Below are records to be output exactly, every one of them.

++++ Provided information

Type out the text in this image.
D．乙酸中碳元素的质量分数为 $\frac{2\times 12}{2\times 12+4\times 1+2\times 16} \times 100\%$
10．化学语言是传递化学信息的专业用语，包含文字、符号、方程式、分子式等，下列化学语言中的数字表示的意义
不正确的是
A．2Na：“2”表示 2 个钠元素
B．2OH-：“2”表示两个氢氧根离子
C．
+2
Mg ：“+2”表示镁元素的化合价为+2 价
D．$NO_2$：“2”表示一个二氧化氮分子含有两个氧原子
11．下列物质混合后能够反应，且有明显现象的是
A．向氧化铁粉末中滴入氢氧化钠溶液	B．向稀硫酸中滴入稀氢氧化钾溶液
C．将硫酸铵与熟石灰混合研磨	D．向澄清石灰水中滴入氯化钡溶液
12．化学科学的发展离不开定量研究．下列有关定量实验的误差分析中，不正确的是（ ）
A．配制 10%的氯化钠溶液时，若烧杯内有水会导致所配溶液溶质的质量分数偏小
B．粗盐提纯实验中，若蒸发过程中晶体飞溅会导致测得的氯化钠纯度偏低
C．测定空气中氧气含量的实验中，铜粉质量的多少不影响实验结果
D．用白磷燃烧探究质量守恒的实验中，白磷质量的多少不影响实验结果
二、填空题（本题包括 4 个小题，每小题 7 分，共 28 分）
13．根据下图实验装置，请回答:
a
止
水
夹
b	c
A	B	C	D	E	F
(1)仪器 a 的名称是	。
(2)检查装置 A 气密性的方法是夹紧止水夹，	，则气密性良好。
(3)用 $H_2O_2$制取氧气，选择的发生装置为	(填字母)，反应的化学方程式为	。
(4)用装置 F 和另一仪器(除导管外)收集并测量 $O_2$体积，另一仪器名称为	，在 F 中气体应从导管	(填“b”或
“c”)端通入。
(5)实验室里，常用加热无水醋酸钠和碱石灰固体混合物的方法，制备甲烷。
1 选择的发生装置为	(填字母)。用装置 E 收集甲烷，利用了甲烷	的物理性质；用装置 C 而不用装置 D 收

++++++++

▸ **Exercise response**:
Type out the text in this image.
D．乙酸中碳元素的质量分数为 $\frac{2\times 12}{2\times 12+4\times 1+2\times 16} \times 100\%$
10．化学语言是传递化学信息的专业用语，包含文字、符号、方程式、分子式等，下列化学语言中的数字表示的意义
不正确的是
A．2Na：“2”表示 2 个钠元素
B．2OH-：“2”表示两个氢氧根离子
C．
+2
Mg ：“+2”表示镁元素的化合价为+2 价
D．$NO_2$：“2”表示一个二氧化氮分子含有两个氧原子
11．下列物质混合后能够反应，且有明显现象的是
A．向氧化铁粉末中滴入氢氧化钠溶液	B．向稀硫酸中滴入稀氢氧化钾溶液
C．将硫酸铵与熟石灰混合研磨	D．向澄清石灰水中滴入氯化钡溶液
12．化学科学的发展离不开定量研究．下列有关定量实验的误差分析中，不正确的是（ ）
A．配制 10%的氯化钠溶液时，若烧杯内有水会导致所配溶液溶质的质量分数偏小
B．粗盐提纯实验中，若蒸发过程中晶体飞溅会导致测得的氯化钠纯度偏低
C．测定空气中氧气含量的实验中，铜粉质量的多少不影响实验结果
D．用白磷燃烧探究质量守恒的实验中，白磷质量的多少不影响实验结果
二、填空题（本题包括 4 个小题，每小题 7 分，共 28 分）
13．根据下图实验装置，请回答:
a
止
水
夹
b	c
A	B	C	D	E	F
(1)仪器 a 的名称是	。
(2)检查装置 A 气密性的方法是夹紧止水夹，	，则气密性良好。
(3)用 $H_2O_2$制取氧气，选择的发生装置为	(填字母)，反应的化学方程式为	。
(4)用装置 F 和另一仪器(除导管外)收集并测量 $O_2$体积，另一仪器名称为	，在 F 中气体应从导管	(填“b”或
“c”)端通入。
(5)实验室里，常用加热无水醋酸钠和碱石灰固体混合物的方法，制备甲烷。
1 选择的发生装置为	(填字母)。用装置 E 收集甲烷，利用了甲烷	的物理性质；用装置 C 而不用装置 D 收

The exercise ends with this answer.